## START Data for the task

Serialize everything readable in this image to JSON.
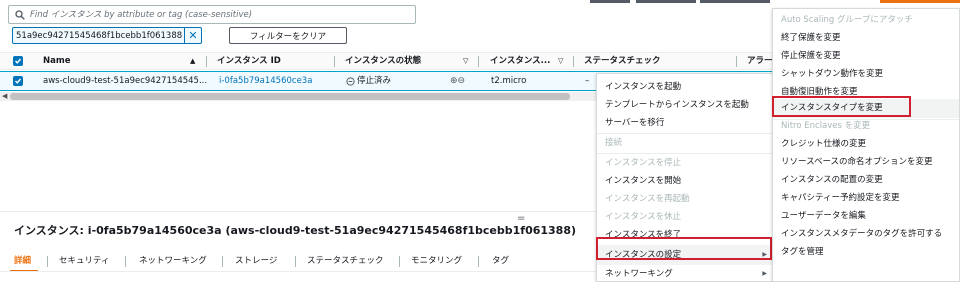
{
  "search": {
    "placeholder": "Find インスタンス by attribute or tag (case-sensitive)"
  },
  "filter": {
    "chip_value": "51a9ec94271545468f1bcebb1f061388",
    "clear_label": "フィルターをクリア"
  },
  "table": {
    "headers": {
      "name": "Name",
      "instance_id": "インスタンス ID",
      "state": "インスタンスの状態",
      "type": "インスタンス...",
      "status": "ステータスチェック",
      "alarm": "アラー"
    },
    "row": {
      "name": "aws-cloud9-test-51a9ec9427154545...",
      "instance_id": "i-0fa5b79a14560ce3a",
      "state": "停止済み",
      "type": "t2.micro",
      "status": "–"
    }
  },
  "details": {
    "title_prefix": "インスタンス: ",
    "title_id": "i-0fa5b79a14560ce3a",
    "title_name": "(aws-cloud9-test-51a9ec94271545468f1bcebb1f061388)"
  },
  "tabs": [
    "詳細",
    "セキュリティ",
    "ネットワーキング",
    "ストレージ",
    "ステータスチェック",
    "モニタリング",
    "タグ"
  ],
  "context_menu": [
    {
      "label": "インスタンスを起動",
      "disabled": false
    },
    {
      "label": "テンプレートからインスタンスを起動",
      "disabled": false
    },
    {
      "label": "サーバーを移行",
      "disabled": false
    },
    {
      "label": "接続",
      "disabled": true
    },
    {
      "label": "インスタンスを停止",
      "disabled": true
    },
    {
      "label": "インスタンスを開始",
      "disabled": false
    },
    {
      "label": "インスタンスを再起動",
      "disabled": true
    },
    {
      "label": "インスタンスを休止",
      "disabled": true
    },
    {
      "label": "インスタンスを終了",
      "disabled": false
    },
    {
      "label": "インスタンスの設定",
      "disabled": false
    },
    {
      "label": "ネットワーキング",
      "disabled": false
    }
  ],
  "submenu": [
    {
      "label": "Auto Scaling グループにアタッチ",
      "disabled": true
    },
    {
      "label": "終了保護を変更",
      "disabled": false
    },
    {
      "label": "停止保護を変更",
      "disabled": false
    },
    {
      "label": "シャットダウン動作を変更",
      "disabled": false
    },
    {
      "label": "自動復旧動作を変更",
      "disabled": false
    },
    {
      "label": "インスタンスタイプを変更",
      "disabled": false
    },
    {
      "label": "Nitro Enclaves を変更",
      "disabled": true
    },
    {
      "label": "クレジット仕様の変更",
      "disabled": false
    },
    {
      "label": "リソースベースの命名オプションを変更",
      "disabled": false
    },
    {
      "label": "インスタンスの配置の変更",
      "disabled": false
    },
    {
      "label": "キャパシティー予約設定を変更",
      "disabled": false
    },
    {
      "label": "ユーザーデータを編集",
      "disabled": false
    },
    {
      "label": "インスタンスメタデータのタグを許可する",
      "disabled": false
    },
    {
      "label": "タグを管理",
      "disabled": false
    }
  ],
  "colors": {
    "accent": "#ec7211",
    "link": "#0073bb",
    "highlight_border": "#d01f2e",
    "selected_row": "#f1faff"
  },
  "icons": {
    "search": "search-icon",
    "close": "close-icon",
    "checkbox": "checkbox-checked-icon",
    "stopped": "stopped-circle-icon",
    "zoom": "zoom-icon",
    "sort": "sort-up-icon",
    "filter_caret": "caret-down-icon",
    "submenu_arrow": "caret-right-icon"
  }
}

## END Data for the task
## START Data for the task

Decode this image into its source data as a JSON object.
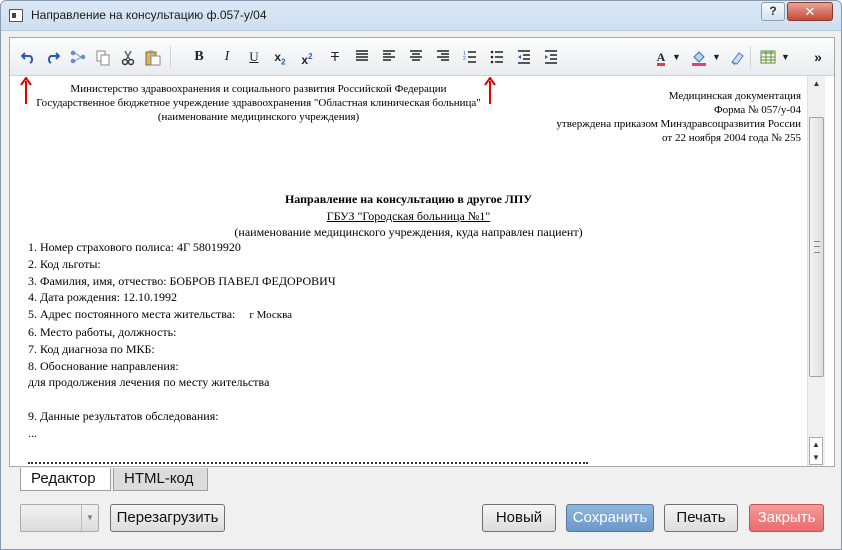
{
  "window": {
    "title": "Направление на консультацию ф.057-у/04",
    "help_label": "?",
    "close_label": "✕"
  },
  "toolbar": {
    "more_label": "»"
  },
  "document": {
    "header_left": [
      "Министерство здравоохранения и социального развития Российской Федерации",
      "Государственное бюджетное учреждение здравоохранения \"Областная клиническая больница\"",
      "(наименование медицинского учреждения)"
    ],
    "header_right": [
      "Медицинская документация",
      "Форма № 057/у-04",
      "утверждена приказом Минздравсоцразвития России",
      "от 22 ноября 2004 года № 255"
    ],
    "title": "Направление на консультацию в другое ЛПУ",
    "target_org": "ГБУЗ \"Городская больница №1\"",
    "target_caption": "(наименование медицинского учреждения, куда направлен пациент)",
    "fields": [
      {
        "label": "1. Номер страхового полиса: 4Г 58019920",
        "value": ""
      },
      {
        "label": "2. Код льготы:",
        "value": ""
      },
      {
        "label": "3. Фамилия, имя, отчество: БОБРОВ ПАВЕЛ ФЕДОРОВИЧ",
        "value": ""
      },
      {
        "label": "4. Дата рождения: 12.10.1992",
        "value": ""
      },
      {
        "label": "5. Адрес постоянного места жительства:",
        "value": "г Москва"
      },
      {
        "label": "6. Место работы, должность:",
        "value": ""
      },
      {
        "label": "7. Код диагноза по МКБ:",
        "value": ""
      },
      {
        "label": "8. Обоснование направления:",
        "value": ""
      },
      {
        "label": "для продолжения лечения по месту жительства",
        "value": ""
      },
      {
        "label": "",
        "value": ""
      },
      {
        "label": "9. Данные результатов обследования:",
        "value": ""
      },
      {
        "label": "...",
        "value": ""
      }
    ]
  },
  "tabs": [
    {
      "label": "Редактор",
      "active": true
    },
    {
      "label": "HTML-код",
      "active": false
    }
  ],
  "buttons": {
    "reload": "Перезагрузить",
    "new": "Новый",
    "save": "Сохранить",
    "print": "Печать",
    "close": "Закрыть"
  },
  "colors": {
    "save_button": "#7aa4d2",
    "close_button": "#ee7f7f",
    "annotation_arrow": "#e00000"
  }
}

## END Data for the task

**Exercise**: Within the records above, how many lines include the word "учреждения"? State the number by itself.

**Answer to the task**: 2